- _EXERCISE DIRECTIONS_
Could every line of the data be printed exactly as it reads?
####
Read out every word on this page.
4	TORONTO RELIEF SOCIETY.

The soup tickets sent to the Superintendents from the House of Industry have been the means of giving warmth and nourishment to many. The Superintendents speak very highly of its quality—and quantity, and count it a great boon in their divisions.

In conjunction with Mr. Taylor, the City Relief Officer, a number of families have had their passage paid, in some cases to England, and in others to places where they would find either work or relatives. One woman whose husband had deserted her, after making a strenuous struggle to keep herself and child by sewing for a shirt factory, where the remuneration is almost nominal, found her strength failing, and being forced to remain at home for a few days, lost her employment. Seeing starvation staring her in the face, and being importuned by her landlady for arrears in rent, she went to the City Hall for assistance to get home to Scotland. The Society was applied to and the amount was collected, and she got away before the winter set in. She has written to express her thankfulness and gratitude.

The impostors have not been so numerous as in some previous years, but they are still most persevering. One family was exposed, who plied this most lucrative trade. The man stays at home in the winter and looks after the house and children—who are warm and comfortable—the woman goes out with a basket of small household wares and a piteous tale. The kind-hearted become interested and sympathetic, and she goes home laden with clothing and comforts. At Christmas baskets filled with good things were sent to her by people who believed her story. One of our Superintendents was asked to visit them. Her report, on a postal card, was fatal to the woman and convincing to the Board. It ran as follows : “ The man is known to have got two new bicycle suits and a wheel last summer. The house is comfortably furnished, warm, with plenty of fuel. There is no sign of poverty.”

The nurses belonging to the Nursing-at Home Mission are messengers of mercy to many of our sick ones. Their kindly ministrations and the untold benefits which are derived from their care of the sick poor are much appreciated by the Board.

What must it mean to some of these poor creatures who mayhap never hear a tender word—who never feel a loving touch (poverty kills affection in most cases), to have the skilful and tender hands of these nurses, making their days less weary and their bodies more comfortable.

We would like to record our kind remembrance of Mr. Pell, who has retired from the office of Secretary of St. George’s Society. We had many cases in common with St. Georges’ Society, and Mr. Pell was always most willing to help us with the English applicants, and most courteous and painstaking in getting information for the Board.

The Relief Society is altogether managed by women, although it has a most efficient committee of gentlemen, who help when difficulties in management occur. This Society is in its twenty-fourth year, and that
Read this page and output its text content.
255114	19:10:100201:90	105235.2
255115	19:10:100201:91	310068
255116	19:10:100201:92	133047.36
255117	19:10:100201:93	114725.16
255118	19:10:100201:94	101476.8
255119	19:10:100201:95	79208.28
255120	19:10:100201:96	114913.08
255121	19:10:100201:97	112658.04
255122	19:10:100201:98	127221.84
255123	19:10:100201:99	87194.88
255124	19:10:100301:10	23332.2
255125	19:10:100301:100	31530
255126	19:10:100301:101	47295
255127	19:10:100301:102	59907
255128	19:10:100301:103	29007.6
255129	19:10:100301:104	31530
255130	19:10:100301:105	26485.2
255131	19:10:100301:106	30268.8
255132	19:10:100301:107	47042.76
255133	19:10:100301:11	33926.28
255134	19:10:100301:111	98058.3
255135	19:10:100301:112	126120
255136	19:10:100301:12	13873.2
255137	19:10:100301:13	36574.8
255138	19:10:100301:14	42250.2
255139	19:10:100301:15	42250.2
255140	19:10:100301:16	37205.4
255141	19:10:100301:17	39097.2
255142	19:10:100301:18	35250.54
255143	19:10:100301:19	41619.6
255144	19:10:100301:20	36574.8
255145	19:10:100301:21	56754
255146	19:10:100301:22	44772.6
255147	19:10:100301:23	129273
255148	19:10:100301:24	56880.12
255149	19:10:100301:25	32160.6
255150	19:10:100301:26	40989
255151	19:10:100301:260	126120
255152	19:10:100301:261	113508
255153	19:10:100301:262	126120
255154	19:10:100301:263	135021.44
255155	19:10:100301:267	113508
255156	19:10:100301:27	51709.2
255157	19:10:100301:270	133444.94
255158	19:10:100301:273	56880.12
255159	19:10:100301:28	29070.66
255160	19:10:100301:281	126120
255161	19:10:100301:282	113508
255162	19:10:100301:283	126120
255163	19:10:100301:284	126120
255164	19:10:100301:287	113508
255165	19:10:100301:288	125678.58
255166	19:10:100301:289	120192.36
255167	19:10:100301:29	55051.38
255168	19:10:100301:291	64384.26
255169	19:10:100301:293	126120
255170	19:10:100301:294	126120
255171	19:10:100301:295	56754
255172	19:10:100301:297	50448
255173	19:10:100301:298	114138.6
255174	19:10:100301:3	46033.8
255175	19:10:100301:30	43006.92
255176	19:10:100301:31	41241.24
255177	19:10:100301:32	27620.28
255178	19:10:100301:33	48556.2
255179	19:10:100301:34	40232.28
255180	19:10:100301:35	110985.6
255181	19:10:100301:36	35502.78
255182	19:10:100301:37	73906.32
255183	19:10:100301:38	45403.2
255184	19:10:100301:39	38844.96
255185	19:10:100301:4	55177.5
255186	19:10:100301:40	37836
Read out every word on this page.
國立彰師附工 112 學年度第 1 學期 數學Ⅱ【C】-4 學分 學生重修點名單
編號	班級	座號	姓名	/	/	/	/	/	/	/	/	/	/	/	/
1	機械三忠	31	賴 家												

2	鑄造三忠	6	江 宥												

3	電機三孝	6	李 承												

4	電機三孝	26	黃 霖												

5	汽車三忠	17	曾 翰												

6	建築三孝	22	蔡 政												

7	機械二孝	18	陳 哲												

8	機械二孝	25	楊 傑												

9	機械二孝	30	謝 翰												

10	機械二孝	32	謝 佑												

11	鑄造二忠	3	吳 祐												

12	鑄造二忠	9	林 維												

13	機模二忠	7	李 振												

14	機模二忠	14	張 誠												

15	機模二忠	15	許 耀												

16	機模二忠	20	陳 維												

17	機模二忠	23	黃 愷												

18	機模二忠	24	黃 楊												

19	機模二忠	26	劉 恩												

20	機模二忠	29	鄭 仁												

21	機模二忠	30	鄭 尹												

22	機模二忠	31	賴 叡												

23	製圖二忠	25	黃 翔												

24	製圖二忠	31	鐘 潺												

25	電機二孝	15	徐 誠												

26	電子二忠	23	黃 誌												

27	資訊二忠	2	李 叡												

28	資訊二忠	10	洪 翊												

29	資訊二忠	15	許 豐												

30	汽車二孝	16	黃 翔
####
- _RESULT OF THIS EXERCISE_
Read out every word on this page.
4	TORONTO RELIEF SOCIETY.

The soup tickets sent to the Superintendents from the House of Industry have been the means of giving warmth and nourishment to many. The Superintendents speak very highly of its quality—and quantity, and count it a great boon in their divisions.

In conjunction with Mr. Taylor, the City Relief Officer, a number of families have had their passage paid, in some cases to England, and in others to places where they would find either work or relatives. One woman whose husband had deserted her, after making a strenuous struggle to keep herself and child by sewing for a shirt factory, where the remuneration is almost nominal, found her strength failing, and being forced to remain at home for a few days, lost her employment. Seeing starvation staring her in the face, and being importuned by her landlady for arrears in rent, she went to the City Hall for assistance to get home to Scotland. The Society was applied to and the amount was collected, and she got away before the winter set in. She has written to express her thankfulness and gratitude.

The impostors have not been so numerous as in some previous years, but they are still most persevering. One family was exposed, who plied this most lucrative trade. The man stays at home in the winter and looks after the house and children—who are warm and comfortable—the woman goes out with a basket of small household wares and a piteous tale. The kind-hearted become interested and sympathetic, and she goes home laden with clothing and comforts. At Christmas baskets filled with good things were sent to her by people who believed her story. One of our Superintendents was asked to visit them. Her report, on a postal card, was fatal to the woman and convincing to the Board. It ran as follows : “ The man is known to have got two new bicycle suits and a wheel last summer. The house is comfortably furnished, warm, with plenty of fuel. There is no sign of poverty.”

The nurses belonging to the Nursing-at Home Mission are messengers of mercy to many of our sick ones. Their kindly ministrations and the untold benefits which are derived from their care of the sick poor are much appreciated by the Board.

What must it mean to some of these poor creatures who mayhap never hear a tender word—who never feel a loving touch (poverty kills affection in most cases), to have the skilful and tender hands of these nurses, making their days less weary and their bodies more comfortable.

We would like to record our kind remembrance of Mr. Pell, who has retired from the office of Secretary of St. George’s Society. We had many cases in common with St. Georges’ Society, and Mr. Pell was always most willing to help us with the English applicants, and most courteous and painstaking in getting information for the Board.

The Relief Society is altogether managed by women, although it has a most efficient committee of gentlemen, who help when difficulties in management occur. This Society is in its twenty-fourth year, and that
Read this page and output its text content.
255114	19:10:100201:90	105235.2
255115	19:10:100201:91	310068
255116	19:10:100201:92	133047.36
255117	19:10:100201:93	114725.16
255118	19:10:100201:94	101476.8
255119	19:10:100201:95	79208.28
255120	19:10:100201:96	114913.08
255121	19:10:100201:97	112658.04
255122	19:10:100201:98	127221.84
255123	19:10:100201:99	87194.88
255124	19:10:100301:10	23332.2
255125	19:10:100301:100	31530
255126	19:10:100301:101	47295
255127	19:10:100301:102	59907
255128	19:10:100301:103	29007.6
255129	19:10:100301:104	31530
255130	19:10:100301:105	26485.2
255131	19:10:100301:106	30268.8
255132	19:10:100301:107	47042.76
255133	19:10:100301:11	33926.28
255134	19:10:100301:111	98058.3
255135	19:10:100301:112	126120
255136	19:10:100301:12	13873.2
255137	19:10:100301:13	36574.8
255138	19:10:100301:14	42250.2
255139	19:10:100301:15	42250.2
255140	19:10:100301:16	37205.4
255141	19:10:100301:17	39097.2
255142	19:10:100301:18	35250.54
255143	19:10:100301:19	41619.6
255144	19:10:100301:20	36574.8
255145	19:10:100301:21	56754
255146	19:10:100301:22	44772.6
255147	19:10:100301:23	129273
255148	19:10:100301:24	56880.12
255149	19:10:100301:25	32160.6
255150	19:10:100301:26	40989
255151	19:10:100301:260	126120
255152	19:10:100301:261	113508
255153	19:10:100301:262	126120
255154	19:10:100301:263	135021.44
255155	19:10:100301:267	113508
255156	19:10:100301:27	51709.2
255157	19:10:100301:270	133444.94
255158	19:10:100301:273	56880.12
255159	19:10:100301:28	29070.66
255160	19:10:100301:281	126120
255161	19:10:100301:282	113508
255162	19:10:100301:283	126120
255163	19:10:100301:284	126120
255164	19:10:100301:287	113508
255165	19:10:100301:288	125678.58
255166	19:10:100301:289	120192.36
255167	19:10:100301:29	55051.38
255168	19:10:100301:291	64384.26
255169	19:10:100301:293	126120
255170	19:10:100301:294	126120
255171	19:10:100301:295	56754
255172	19:10:100301:297	50448
255173	19:10:100301:298	114138.6
255174	19:10:100301:3	46033.8
255175	19:10:100301:30	43006.92
255176	19:10:100301:31	41241.24
255177	19:10:100301:32	27620.28
255178	19:10:100301:33	48556.2
255179	19:10:100301:34	40232.28
255180	19:10:100301:35	110985.6
255181	19:10:100301:36	35502.78
255182	19:10:100301:37	73906.32
255183	19:10:100301:38	45403.2
255184	19:10:100301:39	38844.96
255185	19:10:100301:4	55177.5
255186	19:10:100301:40	37836
Read out every word on this page.
國立彰師附工 112 學年度第 1 學期 數學Ⅱ【C】-4 學分 學生重修點名單
編號	班級	座號	姓名	/	/	/	/	/	/	/	/	/	/	/	/
1	機械三忠	31	賴 家												

2	鑄造三忠	6	江 宥												

3	電機三孝	6	李 承												

4	電機三孝	26	黃 霖												

5	汽車三忠	17	曾 翰												

6	建築三孝	22	蔡 政												

7	機械二孝	18	陳 哲												

8	機械二孝	25	楊 傑												

9	機械二孝	30	謝 翰												

10	機械二孝	32	謝 佑												

11	鑄造二忠	3	吳 祐												

12	鑄造二忠	9	林 維												

13	機模二忠	7	李 振												

14	機模二忠	14	張 誠												

15	機模二忠	15	許 耀												

16	機模二忠	20	陳 維												

17	機模二忠	23	黃 愷												

18	機模二忠	24	黃 楊												

19	機模二忠	26	劉 恩												

20	機模二忠	29	鄭 仁												

21	機模二忠	30	鄭 尹												

22	機模二忠	31	賴 叡												

23	製圖二忠	25	黃 翔												

24	製圖二忠	31	鐘 潺												

25	電機二孝	15	徐 誠												

26	電子二忠	23	黃 誌												

27	資訊二忠	2	李 叡												

28	資訊二忠	10	洪 翊												

29	資訊二忠	15	許 豐												

30	汽車二孝	16	黃 翔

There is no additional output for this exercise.